** Start MATERIAL PROVIDED **
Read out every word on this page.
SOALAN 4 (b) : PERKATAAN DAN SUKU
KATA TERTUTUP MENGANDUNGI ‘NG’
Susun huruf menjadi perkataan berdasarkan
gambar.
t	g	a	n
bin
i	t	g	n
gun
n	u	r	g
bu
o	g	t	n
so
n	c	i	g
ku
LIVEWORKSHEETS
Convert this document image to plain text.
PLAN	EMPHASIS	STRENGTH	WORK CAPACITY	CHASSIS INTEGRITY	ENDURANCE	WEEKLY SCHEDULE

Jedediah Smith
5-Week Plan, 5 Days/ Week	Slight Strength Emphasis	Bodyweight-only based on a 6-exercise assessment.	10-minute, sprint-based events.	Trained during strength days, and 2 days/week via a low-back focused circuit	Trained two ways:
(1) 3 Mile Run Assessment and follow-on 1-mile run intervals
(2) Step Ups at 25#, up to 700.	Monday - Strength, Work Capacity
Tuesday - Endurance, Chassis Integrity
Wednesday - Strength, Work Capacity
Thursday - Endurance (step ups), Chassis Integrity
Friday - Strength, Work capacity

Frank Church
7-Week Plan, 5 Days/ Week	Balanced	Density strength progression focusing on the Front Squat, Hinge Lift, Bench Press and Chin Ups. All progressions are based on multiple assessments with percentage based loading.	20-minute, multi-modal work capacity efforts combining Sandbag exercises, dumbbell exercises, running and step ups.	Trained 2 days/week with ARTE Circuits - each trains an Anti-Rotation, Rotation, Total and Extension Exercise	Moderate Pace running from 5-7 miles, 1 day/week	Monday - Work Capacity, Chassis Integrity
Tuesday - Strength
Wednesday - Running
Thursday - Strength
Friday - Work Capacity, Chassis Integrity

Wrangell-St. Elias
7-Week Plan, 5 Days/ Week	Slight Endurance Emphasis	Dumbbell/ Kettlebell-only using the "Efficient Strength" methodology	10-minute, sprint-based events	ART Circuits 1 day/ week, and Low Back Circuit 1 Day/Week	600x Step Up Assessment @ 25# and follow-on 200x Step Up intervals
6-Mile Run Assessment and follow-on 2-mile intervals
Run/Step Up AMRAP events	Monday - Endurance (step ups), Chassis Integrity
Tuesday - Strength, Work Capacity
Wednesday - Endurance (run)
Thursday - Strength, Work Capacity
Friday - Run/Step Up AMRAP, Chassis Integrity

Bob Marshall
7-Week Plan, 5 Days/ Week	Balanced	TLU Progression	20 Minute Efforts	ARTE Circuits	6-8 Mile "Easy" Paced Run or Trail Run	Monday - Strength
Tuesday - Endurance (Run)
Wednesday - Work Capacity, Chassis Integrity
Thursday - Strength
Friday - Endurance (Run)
** End MATERIAL PROVIDED **
Write out the data exactly as it stands.

* [EXERCISE SOLUTION]
Read out every word on this page.
SOALAN 4 (b) : PERKATAAN DAN SUKU
KATA TERTUTUP MENGANDUNGI ‘NG’
Susun huruf menjadi perkataan berdasarkan
gambar.
t	g	a	n
bin
i	t	g	n
gun
n	u	r	g
bu
o	g	t	n
so
n	c	i	g
ku
LIVEWORKSHEETS
Convert this document image to plain text.
PLAN	EMPHASIS	STRENGTH	WORK CAPACITY	CHASSIS INTEGRITY	ENDURANCE	WEEKLY SCHEDULE

Jedediah Smith
5-Week Plan, 5 Days/ Week	Slight Strength Emphasis	Bodyweight-only based on a 6-exercise assessment.	10-minute, sprint-based events.	Trained during strength days, and 2 days/week via a low-back focused circuit	Trained two ways:
(1) 3 Mile Run Assessment and follow-on 1-mile run intervals
(2) Step Ups at 25#, up to 700.	Monday - Strength, Work Capacity
Tuesday - Endurance, Chassis Integrity
Wednesday - Strength, Work Capacity
Thursday - Endurance (step ups), Chassis Integrity
Friday - Strength, Work capacity

Frank Church
7-Week Plan, 5 Days/ Week	Balanced	Density strength progression focusing on the Front Squat, Hinge Lift, Bench Press and Chin Ups. All progressions are based on multiple assessments with percentage based loading.	20-minute, multi-modal work capacity efforts combining Sandbag exercises, dumbbell exercises, running and step ups.	Trained 2 days/week with ARTE Circuits - each trains an Anti-Rotation, Rotation, Total and Extension Exercise	Moderate Pace running from 5-7 miles, 1 day/week	Monday - Work Capacity, Chassis Integrity
Tuesday - Strength
Wednesday - Running
Thursday - Strength
Friday - Work Capacity, Chassis Integrity

Wrangell-St. Elias
7-Week Plan, 5 Days/ Week	Slight Endurance Emphasis	Dumbbell/ Kettlebell-only using the "Efficient Strength" methodology	10-minute, sprint-based events	ART Circuits 1 day/ week, and Low Back Circuit 1 Day/Week	600x Step Up Assessment @ 25# and follow-on 200x Step Up intervals
6-Mile Run Assessment and follow-on 2-mile intervals
Run/Step Up AMRAP events	Monday - Endurance (step ups), Chassis Integrity
Tuesday - Strength, Work Capacity
Wednesday - Endurance (run)
Thursday - Strength, Work Capacity
Friday - Run/Step Up AMRAP, Chassis Integrity

Bob Marshall
7-Week Plan, 5 Days/ Week	Balanced	TLU Progression	20 Minute Efforts	ARTE Circuits	6-8 Mile "Easy" Paced Run or Trail Run	Monday - Strength
Tuesday - Endurance (Run)
Wednesday - Work Capacity, Chassis Integrity
Thursday - Strength
Friday - Endurance (Run)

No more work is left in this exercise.